*What is expected:* For each line that holds "Карта", copy the line out.

*The data:*
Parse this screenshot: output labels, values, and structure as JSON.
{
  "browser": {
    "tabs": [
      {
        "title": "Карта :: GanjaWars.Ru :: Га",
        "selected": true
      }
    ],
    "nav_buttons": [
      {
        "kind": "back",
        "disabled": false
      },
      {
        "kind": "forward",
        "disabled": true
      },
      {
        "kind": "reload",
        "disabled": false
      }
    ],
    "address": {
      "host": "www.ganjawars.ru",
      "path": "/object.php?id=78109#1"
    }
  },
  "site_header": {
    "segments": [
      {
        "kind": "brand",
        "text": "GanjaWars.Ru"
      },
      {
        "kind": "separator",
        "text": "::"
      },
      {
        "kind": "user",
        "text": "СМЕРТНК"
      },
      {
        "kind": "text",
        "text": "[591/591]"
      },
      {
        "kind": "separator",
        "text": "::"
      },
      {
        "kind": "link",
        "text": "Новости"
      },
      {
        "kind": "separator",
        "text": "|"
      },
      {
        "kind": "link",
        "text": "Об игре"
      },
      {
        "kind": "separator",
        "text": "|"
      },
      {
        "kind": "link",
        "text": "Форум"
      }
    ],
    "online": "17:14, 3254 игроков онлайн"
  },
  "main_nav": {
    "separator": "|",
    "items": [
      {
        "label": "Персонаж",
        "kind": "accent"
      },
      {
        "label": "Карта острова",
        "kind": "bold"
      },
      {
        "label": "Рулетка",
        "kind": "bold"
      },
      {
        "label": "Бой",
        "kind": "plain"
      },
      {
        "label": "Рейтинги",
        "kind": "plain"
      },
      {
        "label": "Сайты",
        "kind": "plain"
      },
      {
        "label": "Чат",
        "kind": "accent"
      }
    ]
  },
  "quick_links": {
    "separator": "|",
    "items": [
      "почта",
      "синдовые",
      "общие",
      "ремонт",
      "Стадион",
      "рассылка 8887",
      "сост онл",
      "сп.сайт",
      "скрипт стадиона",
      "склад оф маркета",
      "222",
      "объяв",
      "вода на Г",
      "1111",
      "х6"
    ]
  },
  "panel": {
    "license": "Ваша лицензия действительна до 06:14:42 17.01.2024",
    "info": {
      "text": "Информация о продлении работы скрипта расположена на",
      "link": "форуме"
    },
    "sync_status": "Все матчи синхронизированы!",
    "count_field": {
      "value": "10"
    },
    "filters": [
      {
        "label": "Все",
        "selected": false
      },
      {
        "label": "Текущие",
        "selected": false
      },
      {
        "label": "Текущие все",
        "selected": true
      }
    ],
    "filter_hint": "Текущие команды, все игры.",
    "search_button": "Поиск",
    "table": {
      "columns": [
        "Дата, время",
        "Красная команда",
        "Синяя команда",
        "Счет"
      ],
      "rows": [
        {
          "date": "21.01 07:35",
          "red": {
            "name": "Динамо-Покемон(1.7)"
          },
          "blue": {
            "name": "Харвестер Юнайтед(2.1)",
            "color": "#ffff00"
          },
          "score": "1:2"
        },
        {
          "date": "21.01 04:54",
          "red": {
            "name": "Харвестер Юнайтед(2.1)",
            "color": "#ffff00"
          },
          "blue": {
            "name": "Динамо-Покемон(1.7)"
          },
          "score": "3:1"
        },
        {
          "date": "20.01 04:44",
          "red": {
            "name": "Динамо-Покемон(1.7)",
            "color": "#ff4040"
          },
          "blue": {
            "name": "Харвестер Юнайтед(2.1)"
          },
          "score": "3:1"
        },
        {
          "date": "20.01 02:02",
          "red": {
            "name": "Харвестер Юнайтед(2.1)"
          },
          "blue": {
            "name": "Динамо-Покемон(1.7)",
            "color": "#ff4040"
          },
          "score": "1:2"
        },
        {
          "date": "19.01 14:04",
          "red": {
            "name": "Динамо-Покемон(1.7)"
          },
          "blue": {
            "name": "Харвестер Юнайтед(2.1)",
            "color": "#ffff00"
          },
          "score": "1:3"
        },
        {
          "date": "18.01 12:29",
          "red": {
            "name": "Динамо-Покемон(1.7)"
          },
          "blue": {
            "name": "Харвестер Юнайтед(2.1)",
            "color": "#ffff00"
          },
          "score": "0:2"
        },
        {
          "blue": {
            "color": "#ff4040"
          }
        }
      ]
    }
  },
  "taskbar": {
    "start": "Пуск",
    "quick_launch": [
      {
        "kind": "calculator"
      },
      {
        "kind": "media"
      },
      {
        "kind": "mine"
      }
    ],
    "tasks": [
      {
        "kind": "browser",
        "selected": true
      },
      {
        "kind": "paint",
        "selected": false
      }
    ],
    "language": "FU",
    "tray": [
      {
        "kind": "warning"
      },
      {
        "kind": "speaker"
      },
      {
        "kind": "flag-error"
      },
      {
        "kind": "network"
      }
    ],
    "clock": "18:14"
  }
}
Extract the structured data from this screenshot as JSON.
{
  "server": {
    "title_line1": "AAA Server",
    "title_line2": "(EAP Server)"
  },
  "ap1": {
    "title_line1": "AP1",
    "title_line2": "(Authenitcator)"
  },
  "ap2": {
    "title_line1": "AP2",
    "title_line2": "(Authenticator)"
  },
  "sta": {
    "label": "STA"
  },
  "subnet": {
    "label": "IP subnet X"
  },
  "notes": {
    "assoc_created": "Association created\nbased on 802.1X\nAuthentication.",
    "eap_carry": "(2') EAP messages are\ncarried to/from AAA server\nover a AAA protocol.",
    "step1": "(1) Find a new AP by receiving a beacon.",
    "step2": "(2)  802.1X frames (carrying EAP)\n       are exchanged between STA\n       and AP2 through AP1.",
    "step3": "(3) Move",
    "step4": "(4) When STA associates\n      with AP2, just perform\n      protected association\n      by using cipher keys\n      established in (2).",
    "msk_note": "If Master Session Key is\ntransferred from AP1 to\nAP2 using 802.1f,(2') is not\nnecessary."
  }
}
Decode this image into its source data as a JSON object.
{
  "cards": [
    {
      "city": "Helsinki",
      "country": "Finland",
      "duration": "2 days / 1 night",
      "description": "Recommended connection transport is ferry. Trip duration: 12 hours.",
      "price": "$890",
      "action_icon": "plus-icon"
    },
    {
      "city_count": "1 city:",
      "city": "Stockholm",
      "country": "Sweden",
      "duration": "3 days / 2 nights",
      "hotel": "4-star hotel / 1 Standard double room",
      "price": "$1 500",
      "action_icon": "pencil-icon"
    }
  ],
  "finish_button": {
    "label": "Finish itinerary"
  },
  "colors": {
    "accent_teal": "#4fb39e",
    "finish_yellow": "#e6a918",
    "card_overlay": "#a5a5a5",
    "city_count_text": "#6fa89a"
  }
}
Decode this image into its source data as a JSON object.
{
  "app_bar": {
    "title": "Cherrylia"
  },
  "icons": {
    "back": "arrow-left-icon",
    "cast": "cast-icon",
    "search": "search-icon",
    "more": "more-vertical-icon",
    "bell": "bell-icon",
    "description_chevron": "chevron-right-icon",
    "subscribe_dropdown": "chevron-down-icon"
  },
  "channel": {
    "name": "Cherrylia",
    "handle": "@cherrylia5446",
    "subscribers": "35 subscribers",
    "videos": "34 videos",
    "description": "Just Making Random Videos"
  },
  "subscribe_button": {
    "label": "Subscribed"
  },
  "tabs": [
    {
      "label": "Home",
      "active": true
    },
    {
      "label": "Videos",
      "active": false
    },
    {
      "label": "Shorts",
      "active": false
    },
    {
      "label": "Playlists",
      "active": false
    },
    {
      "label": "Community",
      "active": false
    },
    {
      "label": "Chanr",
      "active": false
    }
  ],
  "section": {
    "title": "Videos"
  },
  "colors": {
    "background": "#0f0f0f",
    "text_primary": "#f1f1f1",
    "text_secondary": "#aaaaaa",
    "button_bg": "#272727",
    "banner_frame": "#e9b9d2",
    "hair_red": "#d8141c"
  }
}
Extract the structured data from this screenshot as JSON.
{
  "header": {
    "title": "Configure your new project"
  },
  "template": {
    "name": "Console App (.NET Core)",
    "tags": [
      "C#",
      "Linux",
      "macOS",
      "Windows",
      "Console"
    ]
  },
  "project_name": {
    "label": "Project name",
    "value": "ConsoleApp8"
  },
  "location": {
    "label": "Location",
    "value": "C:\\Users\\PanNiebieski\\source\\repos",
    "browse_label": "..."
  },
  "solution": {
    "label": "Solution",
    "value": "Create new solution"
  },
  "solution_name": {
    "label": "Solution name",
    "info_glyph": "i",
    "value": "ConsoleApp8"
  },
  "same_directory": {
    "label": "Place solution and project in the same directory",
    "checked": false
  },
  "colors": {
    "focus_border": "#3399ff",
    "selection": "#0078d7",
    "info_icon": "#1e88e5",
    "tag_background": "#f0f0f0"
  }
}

*Response below:*
        "title": "Карта :: GanjaWars.Ru :: Га",
        "label": "Карта острова",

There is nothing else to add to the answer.